The Rutsiro site is located in Western Province. Click on the image for a slideshow of photographs. All photographs © 2002-2008 Jens Meierhenrich. |
The Rutsiro site is located in Western Province. Click on the image for a slideshow of photographs. All photographs © 2002-2008 Jens Meierhenrich. |
At the crossroads in the town of Rutsiro there is a statue of the Virgin Mary, hands in the classic position of prayer, sheltered by a little stucco overhang gleaming white in broad daylight. The presentation is so eye-catchingly assertive at this fork in the road that it is easy to assume the structure marks a genocide memorial. But it isn‘t. It is an ordinary devotional monument as might be seen anywhere beside any other road—in an Italian hill town, for instance, if this were Italy rather than Rwanda.

» **Dataset extract**
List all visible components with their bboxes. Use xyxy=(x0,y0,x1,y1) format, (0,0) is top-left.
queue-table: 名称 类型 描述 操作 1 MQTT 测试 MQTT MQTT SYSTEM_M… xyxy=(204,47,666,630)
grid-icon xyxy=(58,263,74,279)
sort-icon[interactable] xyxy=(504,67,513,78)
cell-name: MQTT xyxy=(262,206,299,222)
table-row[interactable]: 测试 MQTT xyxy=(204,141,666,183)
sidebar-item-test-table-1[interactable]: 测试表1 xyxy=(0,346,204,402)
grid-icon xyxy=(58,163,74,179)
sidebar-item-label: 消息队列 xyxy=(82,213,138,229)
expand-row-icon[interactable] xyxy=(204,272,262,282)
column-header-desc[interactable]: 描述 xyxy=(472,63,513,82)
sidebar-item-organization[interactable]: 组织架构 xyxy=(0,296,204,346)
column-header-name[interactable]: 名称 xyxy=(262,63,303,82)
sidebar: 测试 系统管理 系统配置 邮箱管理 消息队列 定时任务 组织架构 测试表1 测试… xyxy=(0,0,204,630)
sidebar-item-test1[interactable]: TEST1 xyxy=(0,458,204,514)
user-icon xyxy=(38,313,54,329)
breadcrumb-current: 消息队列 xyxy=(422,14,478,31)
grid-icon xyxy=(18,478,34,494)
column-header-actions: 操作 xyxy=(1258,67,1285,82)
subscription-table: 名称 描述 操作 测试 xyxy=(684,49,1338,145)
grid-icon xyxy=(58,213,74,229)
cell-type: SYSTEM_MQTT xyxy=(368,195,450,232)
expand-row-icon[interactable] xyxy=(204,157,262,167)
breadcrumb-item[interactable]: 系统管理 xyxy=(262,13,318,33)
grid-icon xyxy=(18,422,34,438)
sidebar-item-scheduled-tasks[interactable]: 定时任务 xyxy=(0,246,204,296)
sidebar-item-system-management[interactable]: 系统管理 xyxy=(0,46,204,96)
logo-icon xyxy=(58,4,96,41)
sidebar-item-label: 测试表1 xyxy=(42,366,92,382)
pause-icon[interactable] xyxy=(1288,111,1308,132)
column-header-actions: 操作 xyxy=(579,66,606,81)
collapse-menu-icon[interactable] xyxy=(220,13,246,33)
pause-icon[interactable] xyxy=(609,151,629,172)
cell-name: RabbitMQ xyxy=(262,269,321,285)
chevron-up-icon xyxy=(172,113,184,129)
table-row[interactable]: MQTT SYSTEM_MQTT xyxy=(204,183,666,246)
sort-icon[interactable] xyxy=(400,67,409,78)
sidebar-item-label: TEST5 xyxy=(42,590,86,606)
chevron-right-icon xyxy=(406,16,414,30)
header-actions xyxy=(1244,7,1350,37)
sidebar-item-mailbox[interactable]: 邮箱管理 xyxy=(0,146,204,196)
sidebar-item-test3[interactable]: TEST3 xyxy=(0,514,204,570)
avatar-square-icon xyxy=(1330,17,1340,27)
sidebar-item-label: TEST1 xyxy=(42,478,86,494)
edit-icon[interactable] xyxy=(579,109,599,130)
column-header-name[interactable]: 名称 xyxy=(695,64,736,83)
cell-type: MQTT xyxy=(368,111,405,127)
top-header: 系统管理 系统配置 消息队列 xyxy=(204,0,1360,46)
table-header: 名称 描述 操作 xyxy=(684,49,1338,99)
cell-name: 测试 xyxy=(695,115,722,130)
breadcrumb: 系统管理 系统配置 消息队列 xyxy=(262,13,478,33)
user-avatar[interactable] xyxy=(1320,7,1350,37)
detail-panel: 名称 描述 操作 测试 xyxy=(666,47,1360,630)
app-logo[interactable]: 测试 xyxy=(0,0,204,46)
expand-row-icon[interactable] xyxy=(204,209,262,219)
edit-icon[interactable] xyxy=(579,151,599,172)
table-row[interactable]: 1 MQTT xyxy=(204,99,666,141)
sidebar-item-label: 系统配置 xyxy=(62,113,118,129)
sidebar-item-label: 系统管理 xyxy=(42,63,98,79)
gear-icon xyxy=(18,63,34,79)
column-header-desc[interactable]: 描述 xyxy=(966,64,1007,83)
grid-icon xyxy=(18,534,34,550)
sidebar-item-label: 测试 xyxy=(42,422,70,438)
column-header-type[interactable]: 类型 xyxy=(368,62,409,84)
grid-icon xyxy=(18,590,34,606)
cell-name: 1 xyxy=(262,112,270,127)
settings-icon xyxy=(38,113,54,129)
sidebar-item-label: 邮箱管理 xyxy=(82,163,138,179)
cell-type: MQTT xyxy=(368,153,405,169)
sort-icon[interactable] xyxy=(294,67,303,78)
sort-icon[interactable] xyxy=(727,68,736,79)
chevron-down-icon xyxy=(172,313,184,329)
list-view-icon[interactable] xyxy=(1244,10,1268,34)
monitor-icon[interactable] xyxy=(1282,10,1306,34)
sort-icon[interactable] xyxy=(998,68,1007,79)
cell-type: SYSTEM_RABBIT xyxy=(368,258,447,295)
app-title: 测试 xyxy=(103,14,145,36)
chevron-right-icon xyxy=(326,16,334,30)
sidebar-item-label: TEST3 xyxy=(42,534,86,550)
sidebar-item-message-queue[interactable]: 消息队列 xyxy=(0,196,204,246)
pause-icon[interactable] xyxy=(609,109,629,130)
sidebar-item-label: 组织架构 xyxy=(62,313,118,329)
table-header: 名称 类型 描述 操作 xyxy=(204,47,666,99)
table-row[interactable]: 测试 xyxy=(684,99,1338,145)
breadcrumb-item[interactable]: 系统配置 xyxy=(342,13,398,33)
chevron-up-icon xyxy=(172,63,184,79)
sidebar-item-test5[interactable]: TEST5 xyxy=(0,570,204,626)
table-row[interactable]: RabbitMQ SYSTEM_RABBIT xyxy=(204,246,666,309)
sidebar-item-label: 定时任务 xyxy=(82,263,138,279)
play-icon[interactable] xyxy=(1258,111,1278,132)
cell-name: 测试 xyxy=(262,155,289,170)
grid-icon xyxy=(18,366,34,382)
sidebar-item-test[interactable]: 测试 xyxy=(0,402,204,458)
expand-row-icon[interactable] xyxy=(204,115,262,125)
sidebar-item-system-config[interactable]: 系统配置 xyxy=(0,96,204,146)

...

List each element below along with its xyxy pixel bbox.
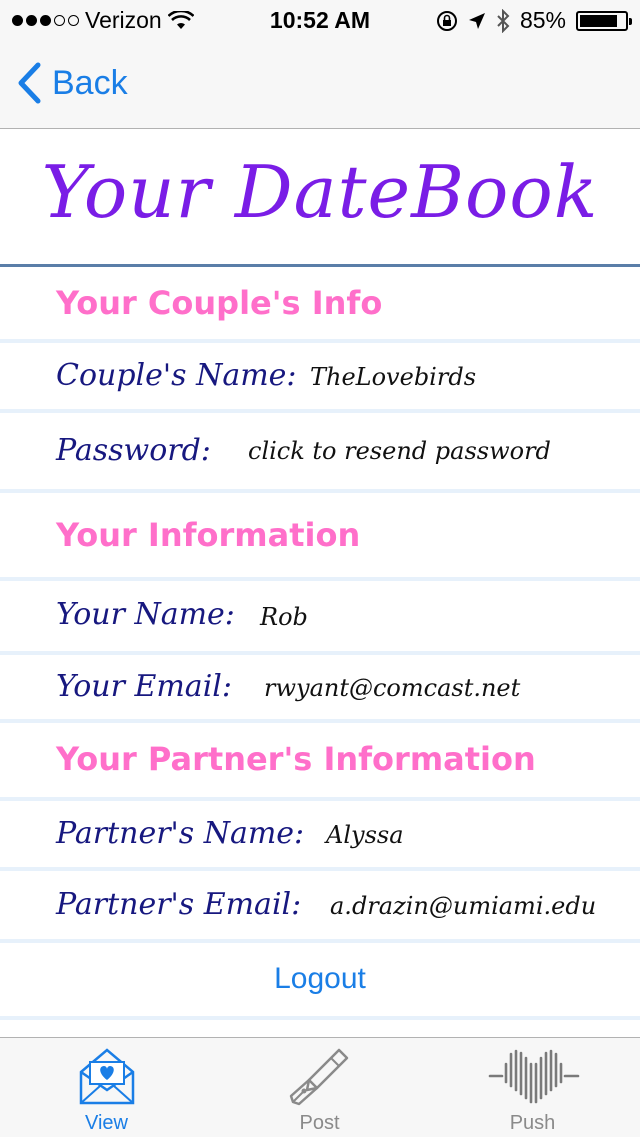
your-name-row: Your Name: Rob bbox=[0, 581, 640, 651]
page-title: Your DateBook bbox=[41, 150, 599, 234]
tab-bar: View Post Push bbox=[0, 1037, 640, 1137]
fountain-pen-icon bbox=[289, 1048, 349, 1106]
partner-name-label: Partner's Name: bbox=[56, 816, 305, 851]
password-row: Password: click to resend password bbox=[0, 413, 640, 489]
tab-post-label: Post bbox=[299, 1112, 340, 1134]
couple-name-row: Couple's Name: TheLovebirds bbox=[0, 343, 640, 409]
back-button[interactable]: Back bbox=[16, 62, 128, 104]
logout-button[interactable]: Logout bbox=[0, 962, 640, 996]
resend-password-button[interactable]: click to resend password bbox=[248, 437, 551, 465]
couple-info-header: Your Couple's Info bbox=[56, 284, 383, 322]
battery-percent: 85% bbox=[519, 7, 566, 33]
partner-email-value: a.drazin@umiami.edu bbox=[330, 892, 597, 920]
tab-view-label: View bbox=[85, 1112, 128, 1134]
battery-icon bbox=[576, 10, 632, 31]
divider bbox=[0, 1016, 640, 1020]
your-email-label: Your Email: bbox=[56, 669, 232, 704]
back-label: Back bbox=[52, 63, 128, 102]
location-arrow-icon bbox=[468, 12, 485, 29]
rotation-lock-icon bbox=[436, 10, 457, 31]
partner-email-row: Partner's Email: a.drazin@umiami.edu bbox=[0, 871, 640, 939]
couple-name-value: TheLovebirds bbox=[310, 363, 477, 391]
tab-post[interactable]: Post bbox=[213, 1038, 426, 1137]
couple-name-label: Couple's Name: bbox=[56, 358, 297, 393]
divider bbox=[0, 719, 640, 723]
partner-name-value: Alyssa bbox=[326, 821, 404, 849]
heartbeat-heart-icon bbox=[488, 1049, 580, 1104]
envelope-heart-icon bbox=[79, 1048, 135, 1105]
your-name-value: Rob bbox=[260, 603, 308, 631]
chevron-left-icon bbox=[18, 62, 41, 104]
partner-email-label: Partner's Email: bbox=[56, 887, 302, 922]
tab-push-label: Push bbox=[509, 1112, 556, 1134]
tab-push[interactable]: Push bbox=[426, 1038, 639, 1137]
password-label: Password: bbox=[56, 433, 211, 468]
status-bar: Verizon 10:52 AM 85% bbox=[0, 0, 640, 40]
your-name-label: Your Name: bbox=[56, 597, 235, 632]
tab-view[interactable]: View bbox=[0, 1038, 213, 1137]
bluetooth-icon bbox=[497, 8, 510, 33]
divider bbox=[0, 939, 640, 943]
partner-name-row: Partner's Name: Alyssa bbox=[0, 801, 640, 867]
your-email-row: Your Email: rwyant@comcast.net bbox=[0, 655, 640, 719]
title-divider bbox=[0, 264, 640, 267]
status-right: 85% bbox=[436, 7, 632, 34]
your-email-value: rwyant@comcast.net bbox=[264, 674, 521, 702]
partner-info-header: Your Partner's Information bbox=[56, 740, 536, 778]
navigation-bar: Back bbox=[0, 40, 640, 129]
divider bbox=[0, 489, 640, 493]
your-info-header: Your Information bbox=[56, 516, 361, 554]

» **Direction**
Continue the description of the Rutsiro site in Rwanda's Western Province, starting after its last sentence.

» **Final result**
At this crossroads, cars turning right arrive within five minutes at a low brick building of some four empty rooms next to the police station. Neglected and doorless, this is the Rutsiro memorial, a former youth center and crafts school to which Tutsi fled in 1994 hoping to survive. As you walk toward the building from the main entrance, you pass on your right a mass grave. This particular mass grave consists of a headstone and six slabs of concrete arranged into a rectangular resting place. Buried beneath, in four coffins, are the remains of victims whose lives were extinguished in the genocide now fifteen years old. Most of these victims died elsewhere in the district, including in the parish nearby, but were brought to Rutsiro for a proper burial and safekeeping. Safekeeping is assured, according to a corporal who patrols the neighborhood and is clad in the blue uniform of Rwanda‘s police, because the district memorial was strategically erected not only right next to the police station, but also in the immediate vicinity of the local bank, the district office, and the courthouse.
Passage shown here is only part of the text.